-- START THE DATA --

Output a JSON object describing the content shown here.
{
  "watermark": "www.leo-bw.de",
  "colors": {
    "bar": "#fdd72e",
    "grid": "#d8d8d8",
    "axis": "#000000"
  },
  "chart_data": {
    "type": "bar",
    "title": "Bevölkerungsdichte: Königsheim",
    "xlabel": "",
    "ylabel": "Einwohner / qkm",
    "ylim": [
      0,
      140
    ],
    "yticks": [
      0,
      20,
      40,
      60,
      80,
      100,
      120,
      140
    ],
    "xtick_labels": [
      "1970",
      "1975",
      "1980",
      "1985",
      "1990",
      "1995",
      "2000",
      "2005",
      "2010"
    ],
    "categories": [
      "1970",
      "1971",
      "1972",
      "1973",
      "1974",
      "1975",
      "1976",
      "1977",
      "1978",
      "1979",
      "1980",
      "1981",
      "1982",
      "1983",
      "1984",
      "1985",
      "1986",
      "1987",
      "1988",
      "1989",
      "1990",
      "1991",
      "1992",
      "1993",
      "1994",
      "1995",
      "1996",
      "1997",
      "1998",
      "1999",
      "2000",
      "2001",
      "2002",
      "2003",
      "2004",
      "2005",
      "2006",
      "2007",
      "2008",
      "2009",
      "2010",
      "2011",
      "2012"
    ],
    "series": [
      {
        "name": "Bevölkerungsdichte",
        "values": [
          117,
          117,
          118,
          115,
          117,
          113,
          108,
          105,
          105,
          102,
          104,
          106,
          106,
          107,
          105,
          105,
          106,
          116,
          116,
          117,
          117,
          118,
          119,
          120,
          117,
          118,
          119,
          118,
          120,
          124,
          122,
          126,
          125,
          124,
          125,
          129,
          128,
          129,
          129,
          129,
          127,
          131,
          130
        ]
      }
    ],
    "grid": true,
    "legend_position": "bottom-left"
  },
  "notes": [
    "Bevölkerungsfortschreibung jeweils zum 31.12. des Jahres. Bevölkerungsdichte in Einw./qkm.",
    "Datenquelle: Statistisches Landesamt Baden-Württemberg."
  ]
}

-- END THE DATA --

▶ _JOB_
Lines of the material that contain the word "Bevölkerungsdichte" are to be gathered.

▶ _COMPLETE RESPONSE_
    "title": "Bevölkerungsdichte: Königsheim",
        "name": "Bevölkerungsdichte",
    "Bevölkerungsfortschreibung jeweils zum 31.12. des Jahres. Bevölkerungsdichte in Einw./qkm.",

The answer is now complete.